Supplied text:
-----

Do Grandparents Have Rights After Divorce?
Divorce is a difficult process for all parties involved, especially when there are children to consider. Divorce can also have implications for other family relationships, like grandparents. As a grandparent, you may be concerned about how the parents’ divorce or separation will impact your relationship with your grandchildren. The situation can be especially difficult where one parent may not want their child being around their grandparents for whatever reason. Therefore, you might be a caring grandparent wondering how much you’ll be able to see your grandchildren again following the divorce.
Fortunately, in the State of New York, you do have options as a grandparent. Grandparents have a legal right to request visitation when they have a substantial existing relationship with their grandchildren, when one or both parents die, or when the child’s parents have interfered with their efforts to establish or maintain a relationship. Our Garden City divorce attorneys at Fass & Greenberg are here to help you navigate this challenging area of the law and obtain the best outcome possible.
What to Know About Divorce Law
As Garden City lawyers, we follow state divorce and separation law closely. Here’s what all grandparents and parents in cases of divorce need to know:
- When it comes to grandparents seeking visitation rights, they can only do so with biological and/or adopted grandchildren. Petition for visitation cannot be filed by great-grandparents, or any other kind of relative.
- New York grandparents only have legal recourse when they already have a relationship with their grandchild and their ability to visit and/or socialize with them is being challenged or prevented by the parents’ separation.
- In order to file a petition, grandparents must be able to clearly show their familial connection to the child as well as show that their visitation is within the child’s best interest.
- Visitation is not the same as custody. Grandparents only have a chance of winning custody if the child’s legal parent passes away, abandons, or severely neglects the child. If there is a surviving parent, that parent must agree (or it must be proven) that the child living with his or her grandparents is in the child’s best interests.
How Grandparents Can Get Visitation Rights Approved
As any experienced divorce lawyer will tell you upfront, the petition has a chance of being denied should one or more of the child’s legal parents object to the visitation. Parents have a right to control their child’s upbringing and courts will often defer to their decision if found to be in the child’s best interests. During the court process, the grandparents will have the burden of establishing that they have a legal right to request visitation. When one or both of the child’s parents have died, the grandparents automatically have the right to do so. However, when the parents are alive, a Court must find that granting the grandparent visitation rights is in the best interests of the child and that there is a strong, healthy pre-existing relationship between the grandparents and the child.

-----

Information shown:
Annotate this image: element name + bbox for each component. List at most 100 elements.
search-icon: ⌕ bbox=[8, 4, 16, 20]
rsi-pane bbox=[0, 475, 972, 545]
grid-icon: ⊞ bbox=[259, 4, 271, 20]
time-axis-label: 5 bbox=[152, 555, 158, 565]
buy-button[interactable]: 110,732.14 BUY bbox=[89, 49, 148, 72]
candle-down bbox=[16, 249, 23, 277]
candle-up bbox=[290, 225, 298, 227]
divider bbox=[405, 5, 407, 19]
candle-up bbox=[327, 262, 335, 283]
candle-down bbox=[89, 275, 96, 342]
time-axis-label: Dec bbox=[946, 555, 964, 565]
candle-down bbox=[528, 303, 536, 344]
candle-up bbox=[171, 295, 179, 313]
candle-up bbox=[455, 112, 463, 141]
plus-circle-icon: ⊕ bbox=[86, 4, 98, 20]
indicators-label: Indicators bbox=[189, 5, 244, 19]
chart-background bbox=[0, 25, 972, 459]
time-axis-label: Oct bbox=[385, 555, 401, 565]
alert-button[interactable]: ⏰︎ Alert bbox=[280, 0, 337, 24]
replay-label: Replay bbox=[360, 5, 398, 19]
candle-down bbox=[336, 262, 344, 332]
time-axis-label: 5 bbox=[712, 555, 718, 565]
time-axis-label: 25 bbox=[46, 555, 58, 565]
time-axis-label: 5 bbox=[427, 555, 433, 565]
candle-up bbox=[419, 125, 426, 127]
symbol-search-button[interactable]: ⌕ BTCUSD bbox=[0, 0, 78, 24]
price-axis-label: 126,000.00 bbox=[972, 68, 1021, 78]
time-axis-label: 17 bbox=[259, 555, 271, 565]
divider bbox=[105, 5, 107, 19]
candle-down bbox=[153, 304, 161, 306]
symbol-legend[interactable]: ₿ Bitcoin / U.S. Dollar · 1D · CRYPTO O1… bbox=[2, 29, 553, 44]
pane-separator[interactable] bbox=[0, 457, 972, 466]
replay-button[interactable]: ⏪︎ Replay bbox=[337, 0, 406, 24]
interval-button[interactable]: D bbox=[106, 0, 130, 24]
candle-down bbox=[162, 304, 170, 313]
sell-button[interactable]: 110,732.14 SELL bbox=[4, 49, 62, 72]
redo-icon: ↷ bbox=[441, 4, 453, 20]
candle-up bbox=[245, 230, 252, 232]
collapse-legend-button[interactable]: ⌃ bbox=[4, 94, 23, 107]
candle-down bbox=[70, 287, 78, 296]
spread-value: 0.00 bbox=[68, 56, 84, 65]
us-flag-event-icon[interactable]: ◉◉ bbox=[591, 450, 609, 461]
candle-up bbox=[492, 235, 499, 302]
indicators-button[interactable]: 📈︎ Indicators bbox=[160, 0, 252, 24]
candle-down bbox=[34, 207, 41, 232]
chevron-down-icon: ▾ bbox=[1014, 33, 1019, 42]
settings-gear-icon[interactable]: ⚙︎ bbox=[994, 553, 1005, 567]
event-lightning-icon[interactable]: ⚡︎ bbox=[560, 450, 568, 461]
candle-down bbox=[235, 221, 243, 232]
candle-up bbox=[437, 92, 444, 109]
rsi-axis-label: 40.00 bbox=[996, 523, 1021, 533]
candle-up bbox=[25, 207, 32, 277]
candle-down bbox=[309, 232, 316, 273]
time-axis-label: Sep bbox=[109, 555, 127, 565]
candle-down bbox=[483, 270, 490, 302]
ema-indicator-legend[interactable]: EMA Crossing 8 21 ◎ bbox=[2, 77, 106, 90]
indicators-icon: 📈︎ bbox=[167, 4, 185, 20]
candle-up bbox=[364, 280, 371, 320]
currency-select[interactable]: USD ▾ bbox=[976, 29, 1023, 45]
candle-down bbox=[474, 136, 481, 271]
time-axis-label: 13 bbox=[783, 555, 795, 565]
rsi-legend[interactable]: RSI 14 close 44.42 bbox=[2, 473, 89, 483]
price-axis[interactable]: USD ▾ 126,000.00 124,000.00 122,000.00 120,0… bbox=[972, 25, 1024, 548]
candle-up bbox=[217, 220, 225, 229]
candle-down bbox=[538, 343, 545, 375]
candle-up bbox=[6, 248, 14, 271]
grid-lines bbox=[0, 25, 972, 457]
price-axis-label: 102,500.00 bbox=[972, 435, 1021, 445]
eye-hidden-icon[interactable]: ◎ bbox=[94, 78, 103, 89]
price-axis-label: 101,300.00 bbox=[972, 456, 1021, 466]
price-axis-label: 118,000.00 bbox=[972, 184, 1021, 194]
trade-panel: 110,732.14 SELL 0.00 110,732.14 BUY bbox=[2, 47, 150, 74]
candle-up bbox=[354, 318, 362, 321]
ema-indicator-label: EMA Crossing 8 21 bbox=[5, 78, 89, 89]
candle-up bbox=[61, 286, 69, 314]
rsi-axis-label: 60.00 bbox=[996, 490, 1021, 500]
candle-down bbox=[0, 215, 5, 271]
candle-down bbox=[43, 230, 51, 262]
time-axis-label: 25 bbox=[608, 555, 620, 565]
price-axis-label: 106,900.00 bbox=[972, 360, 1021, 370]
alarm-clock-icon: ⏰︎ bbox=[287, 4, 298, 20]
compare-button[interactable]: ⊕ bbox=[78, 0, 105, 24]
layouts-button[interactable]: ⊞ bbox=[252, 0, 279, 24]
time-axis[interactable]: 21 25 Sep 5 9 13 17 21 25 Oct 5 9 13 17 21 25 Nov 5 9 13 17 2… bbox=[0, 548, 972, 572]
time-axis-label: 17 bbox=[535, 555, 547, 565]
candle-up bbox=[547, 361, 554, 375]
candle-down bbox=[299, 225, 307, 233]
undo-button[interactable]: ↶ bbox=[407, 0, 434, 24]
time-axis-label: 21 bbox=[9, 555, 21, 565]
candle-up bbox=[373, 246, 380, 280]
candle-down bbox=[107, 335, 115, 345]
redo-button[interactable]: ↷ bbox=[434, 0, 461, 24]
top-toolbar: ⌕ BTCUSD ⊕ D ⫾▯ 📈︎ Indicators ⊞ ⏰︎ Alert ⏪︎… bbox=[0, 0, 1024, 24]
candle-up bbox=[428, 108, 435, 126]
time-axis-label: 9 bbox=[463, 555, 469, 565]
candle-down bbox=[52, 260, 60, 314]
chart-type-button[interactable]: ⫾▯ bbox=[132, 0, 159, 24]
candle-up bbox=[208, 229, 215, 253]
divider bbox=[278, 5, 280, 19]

-----

What to do:
Please carry on the piece about grandparents' visitation rights after divorce, starting right after its final sentence.

Reply to the exercise:
In order to achieve the best possible outcome, our experienced Garden City divorce attorneys recommend that you be able to supply as much proof as possible concerning your presence in the child’s life. As you get ready to file your visitation petition, you’ll want to document the following:
- Specifics about the child’s life, including their age, address, school activities, friends, hobbies, etc.
- The grandparents’ history of being in their life, including how often they normally visit, what holidays they spend with them, or any vacations they’ve been on together. Anyone looking to prevent the award of grandparent visitation would need to show negative experiences here.
- The child’s personal wishes (if they are old enough to articulate them) about what they want and who they want to see from their family. This can go a very long way in shaping the case as a whole.
- The grandparents’ relationship(s) with the child’s parents. Positive or negative, it’s important to clearly state your side of the story. This will be your opportunity to make your voice heard.
In addition to all of the above, you’ll also want to get a mental health assessment. Preferably done for everyone involved, this will help show who is mentally fit to be in the child’s life.
Contact Your Garden City Lawyers Today
You’ll generally have to wait until after the divorce ruling (and any custody hearings) have concluded before any petition for or against visitation is filed. That said, don’t wait too long to seek legal help. Even if you’re just starting to look into divorce attorneys, it’s a good idea to start looking at your options ahead of time when it comes to grandparent visitation.
Contact Fass & Greenberg Family Lawyers in Garden City, NY today to learn more about your rights as a parent or grandparent in divorce. Even when it feels like part of your family is being torn apart, we’ll help you do what’s best for the children.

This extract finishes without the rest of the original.